-- Start DATASET ROWS --

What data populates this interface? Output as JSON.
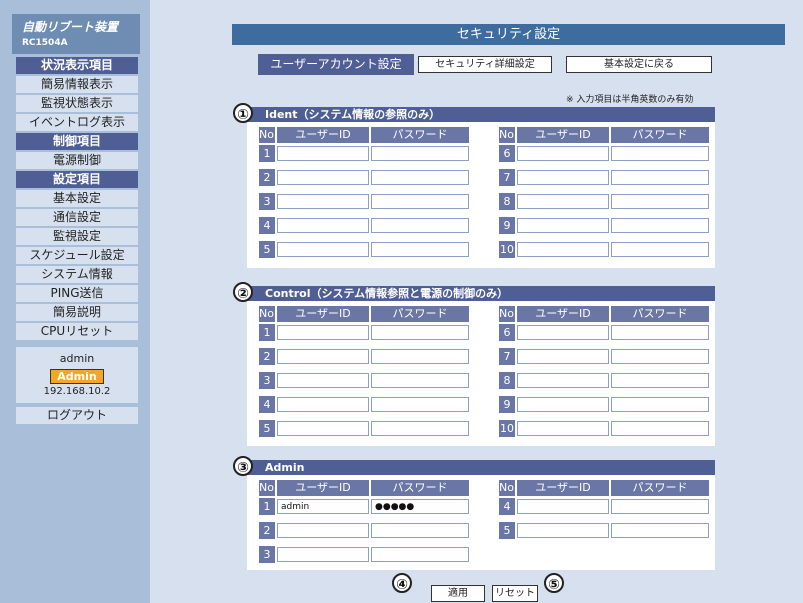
{
  "sidebar": {
    "logo_title": "自動リブート装置",
    "logo_model": "RC1504A",
    "items": [
      {
        "label": "状況表示項目",
        "head": true
      },
      {
        "label": "簡易情報表示",
        "head": false
      },
      {
        "label": "監視状態表示",
        "head": false
      },
      {
        "label": "イベントログ表示",
        "head": false
      },
      {
        "label": "制御項目",
        "head": true
      },
      {
        "label": "電源制御",
        "head": false
      },
      {
        "label": "設定項目",
        "head": true
      },
      {
        "label": "基本設定",
        "head": false
      },
      {
        "label": "通信設定",
        "head": false
      },
      {
        "label": "監視設定",
        "head": false
      },
      {
        "label": "スケジュール設定",
        "head": false
      },
      {
        "label": "システム情報",
        "head": false
      },
      {
        "label": "PING送信",
        "head": false
      },
      {
        "label": "簡易説明",
        "head": false
      },
      {
        "label": "CPUリセット",
        "head": false
      }
    ],
    "user": {
      "name": "admin",
      "badge": "Admin",
      "ip": "192.168.10.2"
    },
    "logout": "ログアウト"
  },
  "main": {
    "title": "セキュリティ設定",
    "tab_active": "ユーザーアカウント設定",
    "btn_security_detail": "セキュリティ詳細設定",
    "btn_back": "基本設定に戻る",
    "note": "※ 入力項目は半角英数のみ有効",
    "col_no": "No.",
    "col_user": "ユーザーID",
    "col_pass": "パスワード",
    "sections": [
      {
        "marker": "①",
        "title": "Ident（システム情報の参照のみ）",
        "left": [
          "1",
          "2",
          "3",
          "4",
          "5"
        ],
        "right": [
          "6",
          "7",
          "8",
          "9",
          "10"
        ],
        "left_values": [
          [
            "",
            ""
          ],
          [
            "",
            ""
          ],
          [
            "",
            ""
          ],
          [
            "",
            ""
          ],
          [
            "",
            ""
          ]
        ]
      },
      {
        "marker": "②",
        "title": "Control（システム情報参照と電源の制御のみ）",
        "left": [
          "1",
          "2",
          "3",
          "4",
          "5"
        ],
        "right": [
          "6",
          "7",
          "8",
          "9",
          "10"
        ],
        "left_values": [
          [
            "",
            ""
          ],
          [
            "",
            ""
          ],
          [
            "",
            ""
          ],
          [
            "",
            ""
          ],
          [
            "",
            ""
          ]
        ]
      },
      {
        "marker": "③",
        "title": "Admin",
        "left": [
          "1",
          "2",
          "3"
        ],
        "right": [
          "4",
          "5"
        ],
        "left_values": [
          [
            "admin",
            "●●●●●"
          ],
          [
            "",
            ""
          ],
          [
            "",
            ""
          ]
        ]
      }
    ],
    "marker4": "④",
    "marker5": "⑤",
    "btn_apply": "適用",
    "btn_reset": "リセット"
  }
}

-- End DATASET ROWS --

EXERCISE BRIEF:
Your copy should hold every record word for word and none of the pictures.

ANSWER TO THIS PROBLEM:
What data populates this interface? Output as JSON.
{
  "sidebar": {
    "logo_title": "自動リブート装置",
    "logo_model": "RC1504A",
    "items": [
      {
        "label": "状況表示項目",
        "head": true
      },
      {
        "label": "簡易情報表示",
        "head": false
      },
      {
        "label": "監視状態表示",
        "head": false
      },
      {
        "label": "イベントログ表示",
        "head": false
      },
      {
        "label": "制御項目",
        "head": true
      },
      {
        "label": "電源制御",
        "head": false
      },
      {
        "label": "設定項目",
        "head": true
      },
      {
        "label": "基本設定",
        "head": false
      },
      {
        "label": "通信設定",
        "head": false
      },
      {
        "label": "監視設定",
        "head": false
      },
      {
        "label": "スケジュール設定",
        "head": false
      },
      {
        "label": "システム情報",
        "head": false
      },
      {
        "label": "PING送信",
        "head": false
      },
      {
        "label": "簡易説明",
        "head": false
      },
      {
        "label": "CPUリセット",
        "head": false
      }
    ],
    "user": {
      "name": "admin",
      "badge": "Admin",
      "ip": "192.168.10.2"
    },
    "logout": "ログアウト"
  },
  "main": {
    "title": "セキュリティ設定",
    "tab_active": "ユーザーアカウント設定",
    "btn_security_detail": "セキュリティ詳細設定",
    "btn_back": "基本設定に戻る",
    "note": "※ 入力項目は半角英数のみ有効",
    "col_no": "No.",
    "col_user": "ユーザーID",
    "col_pass": "パスワード",
    "sections": [
      {
        "marker": "①",
        "title": "Ident（システム情報の参照のみ）",
        "left": [
          "1",
          "2",
          "3",
          "4",
          "5"
        ],
        "right": [
          "6",
          "7",
          "8",
          "9",
          "10"
        ],
        "left_values": [
          [
            "",
            ""
          ],
          [
            "",
            ""
          ],
          [
            "",
            ""
          ],
          [
            "",
            ""
          ],
          [
            "",
            ""
          ]
        ]
      },
      {
        "marker": "②",
        "title": "Control（システム情報参照と電源の制御のみ）",
        "left": [
          "1",
          "2",
          "3",
          "4",
          "5"
        ],
        "right": [
          "6",
          "7",
          "8",
          "9",
          "10"
        ],
        "left_values": [
          [
            "",
            ""
          ],
          [
            "",
            ""
          ],
          [
            "",
            ""
          ],
          [
            "",
            ""
          ],
          [
            "",
            ""
          ]
        ]
      },
      {
        "marker": "③",
        "title": "Admin",
        "left": [
          "1",
          "2",
          "3"
        ],
        "right": [
          "4",
          "5"
        ],
        "left_values": [
          [
            "admin",
            "●●●●●"
          ],
          [
            "",
            ""
          ],
          [
            "",
            ""
          ]
        ]
      }
    ],
    "marker4": "④",
    "marker5": "⑤",
    "btn_apply": "適用",
    "btn_reset": "リセット"
  }
}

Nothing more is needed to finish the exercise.